_Brief_: Every entry here needs to be repeated exactly.

_Records provided_:
------------------------------------------------

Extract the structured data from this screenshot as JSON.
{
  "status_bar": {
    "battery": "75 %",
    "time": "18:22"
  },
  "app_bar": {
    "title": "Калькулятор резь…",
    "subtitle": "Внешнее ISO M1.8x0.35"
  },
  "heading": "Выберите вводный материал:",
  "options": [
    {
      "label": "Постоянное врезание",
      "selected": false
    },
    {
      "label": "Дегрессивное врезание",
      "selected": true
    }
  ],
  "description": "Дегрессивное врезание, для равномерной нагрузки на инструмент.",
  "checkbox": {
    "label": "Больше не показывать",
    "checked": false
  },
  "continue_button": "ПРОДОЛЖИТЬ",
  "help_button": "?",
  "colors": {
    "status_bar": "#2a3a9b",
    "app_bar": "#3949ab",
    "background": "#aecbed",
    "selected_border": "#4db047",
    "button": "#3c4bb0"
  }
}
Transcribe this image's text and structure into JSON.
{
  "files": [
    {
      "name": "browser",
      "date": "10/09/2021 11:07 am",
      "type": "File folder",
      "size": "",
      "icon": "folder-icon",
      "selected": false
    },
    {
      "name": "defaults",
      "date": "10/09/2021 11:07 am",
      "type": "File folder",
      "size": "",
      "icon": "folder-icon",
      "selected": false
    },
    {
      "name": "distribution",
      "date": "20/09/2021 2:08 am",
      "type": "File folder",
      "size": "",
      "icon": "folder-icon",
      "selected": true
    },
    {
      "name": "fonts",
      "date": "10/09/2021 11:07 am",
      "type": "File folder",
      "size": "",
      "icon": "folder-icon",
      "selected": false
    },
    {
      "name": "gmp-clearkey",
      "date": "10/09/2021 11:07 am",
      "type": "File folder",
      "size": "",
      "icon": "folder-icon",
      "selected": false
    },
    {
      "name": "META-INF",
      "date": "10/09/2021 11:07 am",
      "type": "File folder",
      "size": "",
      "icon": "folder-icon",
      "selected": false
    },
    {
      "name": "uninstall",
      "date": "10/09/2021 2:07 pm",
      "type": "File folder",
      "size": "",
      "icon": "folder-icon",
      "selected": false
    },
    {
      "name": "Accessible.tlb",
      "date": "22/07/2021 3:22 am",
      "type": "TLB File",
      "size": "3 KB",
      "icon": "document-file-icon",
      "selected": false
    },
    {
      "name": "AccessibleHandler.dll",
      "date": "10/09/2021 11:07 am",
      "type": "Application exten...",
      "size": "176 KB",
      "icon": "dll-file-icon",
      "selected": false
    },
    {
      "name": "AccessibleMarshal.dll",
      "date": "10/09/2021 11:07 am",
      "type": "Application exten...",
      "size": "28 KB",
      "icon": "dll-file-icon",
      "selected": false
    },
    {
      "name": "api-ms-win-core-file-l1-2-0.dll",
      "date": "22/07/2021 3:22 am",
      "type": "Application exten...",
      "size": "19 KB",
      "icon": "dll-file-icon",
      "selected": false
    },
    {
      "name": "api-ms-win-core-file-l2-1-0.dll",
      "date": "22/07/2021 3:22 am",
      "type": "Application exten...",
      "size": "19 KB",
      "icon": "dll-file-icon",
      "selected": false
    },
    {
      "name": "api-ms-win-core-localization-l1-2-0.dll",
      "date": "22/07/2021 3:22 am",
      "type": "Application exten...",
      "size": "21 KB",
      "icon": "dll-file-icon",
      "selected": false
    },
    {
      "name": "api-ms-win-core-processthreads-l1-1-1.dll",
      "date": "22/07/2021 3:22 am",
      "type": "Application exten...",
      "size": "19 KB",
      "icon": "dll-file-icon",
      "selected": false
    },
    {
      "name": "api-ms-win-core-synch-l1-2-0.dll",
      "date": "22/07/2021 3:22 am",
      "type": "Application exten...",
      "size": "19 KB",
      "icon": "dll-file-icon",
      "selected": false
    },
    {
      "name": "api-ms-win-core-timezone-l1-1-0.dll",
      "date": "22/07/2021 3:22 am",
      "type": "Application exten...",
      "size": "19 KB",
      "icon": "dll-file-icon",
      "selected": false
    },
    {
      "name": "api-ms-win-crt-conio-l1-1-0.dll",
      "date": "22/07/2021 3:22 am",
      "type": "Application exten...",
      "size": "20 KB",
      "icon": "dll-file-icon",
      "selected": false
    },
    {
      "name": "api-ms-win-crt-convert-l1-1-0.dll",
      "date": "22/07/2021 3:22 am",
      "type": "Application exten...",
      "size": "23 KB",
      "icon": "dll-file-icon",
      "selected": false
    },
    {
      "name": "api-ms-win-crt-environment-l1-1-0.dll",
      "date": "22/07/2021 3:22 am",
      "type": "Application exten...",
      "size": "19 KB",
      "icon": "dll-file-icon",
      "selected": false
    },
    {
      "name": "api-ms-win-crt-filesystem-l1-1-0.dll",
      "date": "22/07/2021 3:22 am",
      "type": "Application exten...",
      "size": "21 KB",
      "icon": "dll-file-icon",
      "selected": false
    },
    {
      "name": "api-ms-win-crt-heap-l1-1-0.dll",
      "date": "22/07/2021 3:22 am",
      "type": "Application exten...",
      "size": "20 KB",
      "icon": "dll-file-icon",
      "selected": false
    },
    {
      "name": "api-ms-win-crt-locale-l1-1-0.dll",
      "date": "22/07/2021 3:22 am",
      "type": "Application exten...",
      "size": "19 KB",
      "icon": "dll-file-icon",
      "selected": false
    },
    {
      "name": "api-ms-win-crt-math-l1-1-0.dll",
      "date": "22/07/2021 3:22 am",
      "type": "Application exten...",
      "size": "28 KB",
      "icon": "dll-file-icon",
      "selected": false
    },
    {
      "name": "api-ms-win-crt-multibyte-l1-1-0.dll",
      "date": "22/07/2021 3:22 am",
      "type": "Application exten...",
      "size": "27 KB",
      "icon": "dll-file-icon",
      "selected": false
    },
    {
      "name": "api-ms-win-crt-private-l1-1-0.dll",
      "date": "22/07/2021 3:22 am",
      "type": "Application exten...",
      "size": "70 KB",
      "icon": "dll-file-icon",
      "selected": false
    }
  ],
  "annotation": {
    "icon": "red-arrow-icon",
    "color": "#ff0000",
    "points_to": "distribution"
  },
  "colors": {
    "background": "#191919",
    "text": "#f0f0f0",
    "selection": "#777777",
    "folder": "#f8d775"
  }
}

------------------------------------------------

_Solution for this exercise_:
Extract the structured data from this screenshot as JSON.
{
  "status_bar": {
    "battery": "75 %",
    "time": "18:22"
  },
  "app_bar": {
    "title": "Калькулятор резь…",
    "subtitle": "Внешнее ISO M1.8x0.35"
  },
  "heading": "Выберите вводный материал:",
  "options": [
    {
      "label": "Постоянное врезание",
      "selected": false
    },
    {
      "label": "Дегрессивное врезание",
      "selected": true
    }
  ],
  "description": "Дегрессивное врезание, для равномерной нагрузки на инструмент.",
  "checkbox": {
    "label": "Больше не показывать",
    "checked": false
  },
  "continue_button": "ПРОДОЛЖИТЬ",
  "help_button": "?",
  "colors": {
    "status_bar": "#2a3a9b",
    "app_bar": "#3949ab",
    "background": "#aecbed",
    "selected_border": "#4db047",
    "button": "#3c4bb0"
  }
}
Transcribe this image's text and structure into JSON.
{
  "files": [
    {
      "name": "browser",
      "date": "10/09/2021 11:07 am",
      "type": "File folder",
      "size": "",
      "icon": "folder-icon",
      "selected": false
    },
    {
      "name": "defaults",
      "date": "10/09/2021 11:07 am",
      "type": "File folder",
      "size": "",
      "icon": "folder-icon",
      "selected": false
    },
    {
      "name": "distribution",
      "date": "20/09/2021 2:08 am",
      "type": "File folder",
      "size": "",
      "icon": "folder-icon",
      "selected": true
    },
    {
      "name": "fonts",
      "date": "10/09/2021 11:07 am",
      "type": "File folder",
      "size": "",
      "icon": "folder-icon",
      "selected": false
    },
    {
      "name": "gmp-clearkey",
      "date": "10/09/2021 11:07 am",
      "type": "File folder",
      "size": "",
      "icon": "folder-icon",
      "selected": false
    },
    {
      "name": "META-INF",
      "date": "10/09/2021 11:07 am",
      "type": "File folder",
      "size": "",
      "icon": "folder-icon",
      "selected": false
    },
    {
      "name": "uninstall",
      "date": "10/09/2021 2:07 pm",
      "type": "File folder",
      "size": "",
      "icon": "folder-icon",
      "selected": false
    },
    {
      "name": "Accessible.tlb",
      "date": "22/07/2021 3:22 am",
      "type": "TLB File",
      "size": "3 KB",
      "icon": "document-file-icon",
      "selected": false
    },
    {
      "name": "AccessibleHandler.dll",
      "date": "10/09/2021 11:07 am",
      "type": "Application exten...",
      "size": "176 KB",
      "icon": "dll-file-icon",
      "selected": false
    },
    {
      "name": "AccessibleMarshal.dll",
      "date": "10/09/2021 11:07 am",
      "type": "Application exten...",
      "size": "28 KB",
      "icon": "dll-file-icon",
      "selected": false
    },
    {
      "name": "api-ms-win-core-file-l1-2-0.dll",
      "date": "22/07/2021 3:22 am",
      "type": "Application exten...",
      "size": "19 KB",
      "icon": "dll-file-icon",
      "selected": false
    },
    {
      "name": "api-ms-win-core-file-l2-1-0.dll",
      "date": "22/07/2021 3:22 am",
      "type": "Application exten...",
      "size": "19 KB",
      "icon": "dll-file-icon",
      "selected": false
    },
    {
      "name": "api-ms-win-core-localization-l1-2-0.dll",
      "date": "22/07/2021 3:22 am",
      "type": "Application exten...",
      "size": "21 KB",
      "icon": "dll-file-icon",
      "selected": false
    },
    {
      "name": "api-ms-win-core-processthreads-l1-1-1.dll",
      "date": "22/07/2021 3:22 am",
      "type": "Application exten...",
      "size": "19 KB",
      "icon": "dll-file-icon",
      "selected": false
    },
    {
      "name": "api-ms-win-core-synch-l1-2-0.dll",
      "date": "22/07/2021 3:22 am",
      "type": "Application exten...",
      "size": "19 KB",
      "icon": "dll-file-icon",
      "selected": false
    },
    {
      "name": "api-ms-win-core-timezone-l1-1-0.dll",
      "date": "22/07/2021 3:22 am",
      "type": "Application exten...",
      "size": "19 KB",
      "icon": "dll-file-icon",
      "selected": false
    },
    {
      "name": "api-ms-win-crt-conio-l1-1-0.dll",
      "date": "22/07/2021 3:22 am",
      "type": "Application exten...",
      "size": "20 KB",
      "icon": "dll-file-icon",
      "selected": false
    },
    {
      "name": "api-ms-win-crt-convert-l1-1-0.dll",
      "date": "22/07/2021 3:22 am",
      "type": "Application exten...",
      "size": "23 KB",
      "icon": "dll-file-icon",
      "selected": false
    },
    {
      "name": "api-ms-win-crt-environment-l1-1-0.dll",
      "date": "22/07/2021 3:22 am",
      "type": "Application exten...",
      "size": "19 KB",
      "icon": "dll-file-icon",
      "selected": false
    },
    {
      "name": "api-ms-win-crt-filesystem-l1-1-0.dll",
      "date": "22/07/2021 3:22 am",
      "type": "Application exten...",
      "size": "21 KB",
      "icon": "dll-file-icon",
      "selected": false
    },
    {
      "name": "api-ms-win-crt-heap-l1-1-0.dll",
      "date": "22/07/2021 3:22 am",
      "type": "Application exten...",
      "size": "20 KB",
      "icon": "dll-file-icon",
      "selected": false
    },
    {
      "name": "api-ms-win-crt-locale-l1-1-0.dll",
      "date": "22/07/2021 3:22 am",
      "type": "Application exten...",
      "size": "19 KB",
      "icon": "dll-file-icon",
      "selected": false
    },
    {
      "name": "api-ms-win-crt-math-l1-1-0.dll",
      "date": "22/07/2021 3:22 am",
      "type": "Application exten...",
      "size": "28 KB",
      "icon": "dll-file-icon",
      "selected": false
    },
    {
      "name": "api-ms-win-crt-multibyte-l1-1-0.dll",
      "date": "22/07/2021 3:22 am",
      "type": "Application exten...",
      "size": "27 KB",
      "icon": "dll-file-icon",
      "selected": false
    },
    {
      "name": "api-ms-win-crt-private-l1-1-0.dll",
      "date": "22/07/2021 3:22 am",
      "type": "Application exten...",
      "size": "70 KB",
      "icon": "dll-file-icon",
      "selected": false
    }
  ],
  "annotation": {
    "icon": "red-arrow-icon",
    "color": "#ff0000",
    "points_to": "distribution"
  },
  "colors": {
    "background": "#191919",
    "text": "#f0f0f0",
    "selection": "#777777",
    "folder": "#f8d775"
  }
}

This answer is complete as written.